Set problem
Repeat the data verbatim.

Material for the task
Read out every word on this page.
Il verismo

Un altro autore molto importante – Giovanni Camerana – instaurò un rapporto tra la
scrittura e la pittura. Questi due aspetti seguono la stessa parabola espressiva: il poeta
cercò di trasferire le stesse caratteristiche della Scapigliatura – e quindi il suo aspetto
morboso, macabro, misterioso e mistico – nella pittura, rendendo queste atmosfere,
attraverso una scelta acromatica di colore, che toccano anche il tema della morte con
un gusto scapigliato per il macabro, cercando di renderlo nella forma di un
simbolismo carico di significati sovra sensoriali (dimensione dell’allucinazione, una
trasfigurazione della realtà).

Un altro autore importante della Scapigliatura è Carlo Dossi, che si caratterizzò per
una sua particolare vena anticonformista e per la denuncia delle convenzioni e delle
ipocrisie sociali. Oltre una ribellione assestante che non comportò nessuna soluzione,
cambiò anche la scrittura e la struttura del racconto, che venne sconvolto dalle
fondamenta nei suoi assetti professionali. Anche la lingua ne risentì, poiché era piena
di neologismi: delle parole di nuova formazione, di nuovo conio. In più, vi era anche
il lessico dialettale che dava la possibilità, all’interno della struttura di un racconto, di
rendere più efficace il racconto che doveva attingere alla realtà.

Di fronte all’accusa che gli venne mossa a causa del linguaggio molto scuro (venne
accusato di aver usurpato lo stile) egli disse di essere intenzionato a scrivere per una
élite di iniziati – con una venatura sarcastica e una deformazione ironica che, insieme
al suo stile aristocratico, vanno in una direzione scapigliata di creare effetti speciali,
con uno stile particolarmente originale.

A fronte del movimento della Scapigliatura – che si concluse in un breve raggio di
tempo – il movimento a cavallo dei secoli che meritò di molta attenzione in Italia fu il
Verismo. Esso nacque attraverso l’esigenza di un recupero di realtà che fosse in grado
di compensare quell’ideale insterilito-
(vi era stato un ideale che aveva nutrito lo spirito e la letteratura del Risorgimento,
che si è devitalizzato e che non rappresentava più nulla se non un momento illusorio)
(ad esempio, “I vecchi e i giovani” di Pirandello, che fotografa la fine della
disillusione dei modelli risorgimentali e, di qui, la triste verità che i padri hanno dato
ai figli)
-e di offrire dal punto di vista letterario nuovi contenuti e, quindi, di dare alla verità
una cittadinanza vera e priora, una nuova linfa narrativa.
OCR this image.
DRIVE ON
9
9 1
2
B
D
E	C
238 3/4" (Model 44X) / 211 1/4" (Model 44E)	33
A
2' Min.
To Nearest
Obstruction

Result for this task
Read out every word on this page.
Il verismo

Un altro autore molto importante – Giovanni Camerana – instaurò un rapporto tra la
scrittura e la pittura. Questi due aspetti seguono la stessa parabola espressiva: il poeta
cercò di trasferire le stesse caratteristiche della Scapigliatura – e quindi il suo aspetto
morboso, macabro, misterioso e mistico – nella pittura, rendendo queste atmosfere,
attraverso una scelta acromatica di colore, che toccano anche il tema della morte con
un gusto scapigliato per il macabro, cercando di renderlo nella forma di un
simbolismo carico di significati sovra sensoriali (dimensione dell’allucinazione, una
trasfigurazione della realtà).

Un altro autore importante della Scapigliatura è Carlo Dossi, che si caratterizzò per
una sua particolare vena anticonformista e per la denuncia delle convenzioni e delle
ipocrisie sociali. Oltre una ribellione assestante che non comportò nessuna soluzione,
cambiò anche la scrittura e la struttura del racconto, che venne sconvolto dalle
fondamenta nei suoi assetti professionali. Anche la lingua ne risentì, poiché era piena
di neologismi: delle parole di nuova formazione, di nuovo conio. In più, vi era anche
il lessico dialettale che dava la possibilità, all’interno della struttura di un racconto, di
rendere più efficace il racconto che doveva attingere alla realtà.

Di fronte all’accusa che gli venne mossa a causa del linguaggio molto scuro (venne
accusato di aver usurpato lo stile) egli disse di essere intenzionato a scrivere per una
élite di iniziati – con una venatura sarcastica e una deformazione ironica che, insieme
al suo stile aristocratico, vanno in una direzione scapigliata di creare effetti speciali,
con uno stile particolarmente originale.

A fronte del movimento della Scapigliatura – che si concluse in un breve raggio di
tempo – il movimento a cavallo dei secoli che meritò di molta attenzione in Italia fu il
Verismo. Esso nacque attraverso l’esigenza di un recupero di realtà che fosse in grado
di compensare quell’ideale insterilito-
(vi era stato un ideale che aveva nutrito lo spirito e la letteratura del Risorgimento,
che si è devitalizzato e che non rappresentava più nulla se non un momento illusorio)
(ad esempio, “I vecchi e i giovani” di Pirandello, che fotografa la fine della
disillusione dei modelli risorgimentali e, di qui, la triste verità che i padri hanno dato
ai figli)
-e di offrire dal punto di vista letterario nuovi contenuti e, quindi, di dare alla verità
una cittadinanza vera e priora, una nuova linfa narrativa.
OCR this image.
DRIVE ON
9
9 1
2
B
D
E	C
238 3/4" (Model 44X) / 211 1/4" (Model 44E)	33
A
2' Min.
To Nearest
Obstruction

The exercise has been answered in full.